◆ **Objective**
Give all of the lines again, with nothing added or dropped.

◆ **Records for the task**
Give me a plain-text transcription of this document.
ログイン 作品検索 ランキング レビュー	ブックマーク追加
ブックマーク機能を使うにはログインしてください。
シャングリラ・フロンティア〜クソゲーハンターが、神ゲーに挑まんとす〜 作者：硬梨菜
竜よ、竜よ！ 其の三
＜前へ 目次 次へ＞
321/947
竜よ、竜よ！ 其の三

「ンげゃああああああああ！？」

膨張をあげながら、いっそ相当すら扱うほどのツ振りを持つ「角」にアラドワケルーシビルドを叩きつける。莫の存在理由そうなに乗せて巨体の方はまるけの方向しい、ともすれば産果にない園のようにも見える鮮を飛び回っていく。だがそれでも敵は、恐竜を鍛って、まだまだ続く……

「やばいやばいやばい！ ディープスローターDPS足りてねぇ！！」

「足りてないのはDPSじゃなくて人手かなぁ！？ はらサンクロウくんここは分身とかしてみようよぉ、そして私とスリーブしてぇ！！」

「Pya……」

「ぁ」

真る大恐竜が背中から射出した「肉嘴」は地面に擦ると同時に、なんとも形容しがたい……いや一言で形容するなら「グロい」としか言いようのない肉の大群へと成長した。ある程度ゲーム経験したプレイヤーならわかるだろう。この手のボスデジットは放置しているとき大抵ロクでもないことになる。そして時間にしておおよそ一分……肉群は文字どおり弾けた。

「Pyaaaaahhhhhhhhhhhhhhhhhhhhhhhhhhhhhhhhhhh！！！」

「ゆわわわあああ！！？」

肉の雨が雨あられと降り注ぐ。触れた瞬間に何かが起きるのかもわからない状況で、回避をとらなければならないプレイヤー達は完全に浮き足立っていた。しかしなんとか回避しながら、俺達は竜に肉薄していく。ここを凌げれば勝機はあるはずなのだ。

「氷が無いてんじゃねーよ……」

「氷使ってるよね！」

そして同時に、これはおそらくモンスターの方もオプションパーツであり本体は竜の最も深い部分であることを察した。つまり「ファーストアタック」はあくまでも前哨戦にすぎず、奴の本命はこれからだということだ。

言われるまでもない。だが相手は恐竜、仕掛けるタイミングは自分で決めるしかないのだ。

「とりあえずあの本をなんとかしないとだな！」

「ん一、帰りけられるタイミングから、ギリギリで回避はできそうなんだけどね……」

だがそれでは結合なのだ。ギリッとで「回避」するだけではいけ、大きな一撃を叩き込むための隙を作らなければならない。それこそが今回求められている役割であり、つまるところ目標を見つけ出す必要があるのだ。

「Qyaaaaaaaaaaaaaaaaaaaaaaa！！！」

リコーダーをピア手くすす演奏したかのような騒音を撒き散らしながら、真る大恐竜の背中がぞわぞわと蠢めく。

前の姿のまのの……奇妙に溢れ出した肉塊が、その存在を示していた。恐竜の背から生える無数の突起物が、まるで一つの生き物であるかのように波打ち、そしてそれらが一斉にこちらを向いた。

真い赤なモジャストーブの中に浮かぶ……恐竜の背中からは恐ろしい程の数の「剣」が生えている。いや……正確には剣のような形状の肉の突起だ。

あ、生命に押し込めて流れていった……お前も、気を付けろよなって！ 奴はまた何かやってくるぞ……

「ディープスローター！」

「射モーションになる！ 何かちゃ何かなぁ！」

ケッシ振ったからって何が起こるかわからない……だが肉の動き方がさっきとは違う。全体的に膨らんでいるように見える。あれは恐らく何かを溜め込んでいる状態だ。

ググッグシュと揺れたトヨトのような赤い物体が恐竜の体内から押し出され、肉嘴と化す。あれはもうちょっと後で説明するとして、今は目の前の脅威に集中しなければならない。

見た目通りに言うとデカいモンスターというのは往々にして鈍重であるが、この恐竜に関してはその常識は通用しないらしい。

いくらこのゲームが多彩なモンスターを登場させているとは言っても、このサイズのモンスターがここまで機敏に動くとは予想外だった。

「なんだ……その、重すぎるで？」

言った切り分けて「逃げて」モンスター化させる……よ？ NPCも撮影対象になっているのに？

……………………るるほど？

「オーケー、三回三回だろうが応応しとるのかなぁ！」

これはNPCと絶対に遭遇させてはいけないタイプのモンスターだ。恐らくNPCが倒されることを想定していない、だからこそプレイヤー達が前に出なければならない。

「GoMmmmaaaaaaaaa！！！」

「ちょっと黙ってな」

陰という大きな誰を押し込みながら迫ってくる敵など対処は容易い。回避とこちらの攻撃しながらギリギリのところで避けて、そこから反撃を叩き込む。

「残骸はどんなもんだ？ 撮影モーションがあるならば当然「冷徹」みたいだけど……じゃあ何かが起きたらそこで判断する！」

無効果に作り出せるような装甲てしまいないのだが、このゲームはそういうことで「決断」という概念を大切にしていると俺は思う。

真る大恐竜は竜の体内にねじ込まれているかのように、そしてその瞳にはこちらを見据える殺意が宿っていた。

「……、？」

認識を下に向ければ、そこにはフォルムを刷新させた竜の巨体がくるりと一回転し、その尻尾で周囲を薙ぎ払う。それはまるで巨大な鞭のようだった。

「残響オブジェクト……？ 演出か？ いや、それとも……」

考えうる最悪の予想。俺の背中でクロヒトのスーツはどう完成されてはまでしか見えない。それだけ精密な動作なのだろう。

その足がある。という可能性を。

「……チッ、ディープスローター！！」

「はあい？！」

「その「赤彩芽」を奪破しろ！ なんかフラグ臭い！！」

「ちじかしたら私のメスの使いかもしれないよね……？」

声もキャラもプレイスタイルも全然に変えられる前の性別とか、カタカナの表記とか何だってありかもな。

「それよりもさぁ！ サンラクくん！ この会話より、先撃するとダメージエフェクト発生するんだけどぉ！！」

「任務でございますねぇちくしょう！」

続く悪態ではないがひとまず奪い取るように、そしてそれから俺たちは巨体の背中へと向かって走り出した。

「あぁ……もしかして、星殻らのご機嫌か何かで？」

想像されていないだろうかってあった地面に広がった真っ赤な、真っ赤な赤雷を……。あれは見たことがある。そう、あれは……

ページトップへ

◆ **Right answer**
Give me a plain-text transcription of this document.
ログイン 作品検索 ランキング レビュー	ブックマーク追加
ブックマーク機能を使うにはログインしてください。
シャングリラ・フロンティア〜クソゲーハンターが、神ゲーに挑まんとす〜 作者：硬梨菜
竜よ、竜よ！ 其の三
＜前へ 目次 次へ＞
321/947
竜よ、竜よ！ 其の三

「ンげゃああああああああ！？」

膨張をあげながら、いっそ相当すら扱うほどのツ振りを持つ「角」にアラドワケルーシビルドを叩きつける。莫の存在理由そうなに乗せて巨体の方はまるけの方向しい、ともすれば産果にない園のようにも見える鮮を飛び回っていく。だがそれでも敵は、恐竜を鍛って、まだまだ続く……

「やばいやばいやばい！ ディープスローターDPS足りてねぇ！！」

「足りてないのはDPSじゃなくて人手かなぁ！？ はらサンクロウくんここは分身とかしてみようよぉ、そして私とスリーブしてぇ！！」

「Pya……」

「ぁ」

真る大恐竜が背中から射出した「肉嘴」は地面に擦ると同時に、なんとも形容しがたい……いや一言で形容するなら「グロい」としか言いようのない肉の大群へと成長した。ある程度ゲーム経験したプレイヤーならわかるだろう。この手のボスデジットは放置しているとき大抵ロクでもないことになる。そして時間にしておおよそ一分……肉群は文字どおり弾けた。

「Pyaaaaahhhhhhhhhhhhhhhhhhhhhhhhhhhhhhhhhhh！！！」

「ゆわわわあああ！！？」

肉の雨が雨あられと降り注ぐ。触れた瞬間に何かが起きるのかもわからない状況で、回避をとらなければならないプレイヤー達は完全に浮き足立っていた。しかしなんとか回避しながら、俺達は竜に肉薄していく。ここを凌げれば勝機はあるはずなのだ。

「氷が無いてんじゃねーよ……」

「氷使ってるよね！」

そして同時に、これはおそらくモンスターの方もオプションパーツであり本体は竜の最も深い部分であることを察した。つまり「ファーストアタック」はあくまでも前哨戦にすぎず、奴の本命はこれからだということだ。

言われるまでもない。だが相手は恐竜、仕掛けるタイミングは自分で決めるしかないのだ。

「とりあえずあの本をなんとかしないとだな！」

「ん一、帰りけられるタイミングから、ギリギリで回避はできそうなんだけどね……」

だがそれでは結合なのだ。ギリッとで「回避」するだけではいけ、大きな一撃を叩き込むための隙を作らなければならない。それこそが今回求められている役割であり、つまるところ目標を見つけ出す必要があるのだ。

「Qyaaaaaaaaaaaaaaaaaaaaaaa！！！」

リコーダーをピア手くすす演奏したかのような騒音を撒き散らしながら、真る大恐竜の背中がぞわぞわと蠢めく。

前の姿のまのの……奇妙に溢れ出した肉塊が、その存在を示していた。恐竜の背から生える無数の突起物が、まるで一つの生き物であるかのように波打ち、そしてそれらが一斉にこちらを向いた。

真い赤なモジャストーブの中に浮かぶ……恐竜の背中からは恐ろしい程の数の「剣」が生えている。いや……正確には剣のような形状の肉の突起だ。

あ、生命に押し込めて流れていった……お前も、気を付けろよなって！ 奴はまた何かやってくるぞ……

「ディープスローター！」

「射モーションになる！ 何かちゃ何かなぁ！」

ケッシ振ったからって何が起こるかわからない……だが肉の動き方がさっきとは違う。全体的に膨らんでいるように見える。あれは恐らく何かを溜め込んでいる状態だ。

ググッグシュと揺れたトヨトのような赤い物体が恐竜の体内から押し出され、肉嘴と化す。あれはもうちょっと後で説明するとして、今は目の前の脅威に集中しなければならない。

見た目通りに言うとデカいモンスターというのは往々にして鈍重であるが、この恐竜に関してはその常識は通用しないらしい。

いくらこのゲームが多彩なモンスターを登場させているとは言っても、このサイズのモンスターがここまで機敏に動くとは予想外だった。

「なんだ……その、重すぎるで？」

言った切り分けて「逃げて」モンスター化させる……よ？ NPCも撮影対象になっているのに？

……………………るるほど？

「オーケー、三回三回だろうが応応しとるのかなぁ！」

これはNPCと絶対に遭遇させてはいけないタイプのモンスターだ。恐らくNPCが倒されることを想定していない、だからこそプレイヤー達が前に出なければならない。

「GoMmmmaaaaaaaaa！！！」

「ちょっと黙ってな」

陰という大きな誰を押し込みながら迫ってくる敵など対処は容易い。回避とこちらの攻撃しながらギリギリのところで避けて、そこから反撃を叩き込む。

「残骸はどんなもんだ？ 撮影モーションがあるならば当然「冷徹」みたいだけど……じゃあ何かが起きたらそこで判断する！」

無効果に作り出せるような装甲てしまいないのだが、このゲームはそういうことで「決断」という概念を大切にしていると俺は思う。

真る大恐竜は竜の体内にねじ込まれているかのように、そしてその瞳にはこちらを見据える殺意が宿っていた。

「……、？」

認識を下に向ければ、そこにはフォルムを刷新させた竜の巨体がくるりと一回転し、その尻尾で周囲を薙ぎ払う。それはまるで巨大な鞭のようだった。

「残響オブジェクト……？ 演出か？ いや、それとも……」

考えうる最悪の予想。俺の背中でクロヒトのスーツはどう完成されてはまでしか見えない。それだけ精密な動作なのだろう。

その足がある。という可能性を。

「……チッ、ディープスローター！！」

「はあい？！」

「その「赤彩芽」を奪破しろ！ なんかフラグ臭い！！」

「ちじかしたら私のメスの使いかもしれないよね……？」

声もキャラもプレイスタイルも全然に変えられる前の性別とか、カタカナの表記とか何だってありかもな。

「それよりもさぁ！ サンラクくん！ この会話より、先撃するとダメージエフェクト発生するんだけどぉ！！」

「任務でございますねぇちくしょう！」

続く悪態ではないがひとまず奪い取るように、そしてそれから俺たちは巨体の背中へと向かって走り出した。

「あぁ……もしかして、星殻らのご機嫌か何かで？」

想像されていないだろうかってあった地面に広がった真っ赤な、真っ赤な赤雷を……。あれは見たことがある。そう、あれは……

ページトップへ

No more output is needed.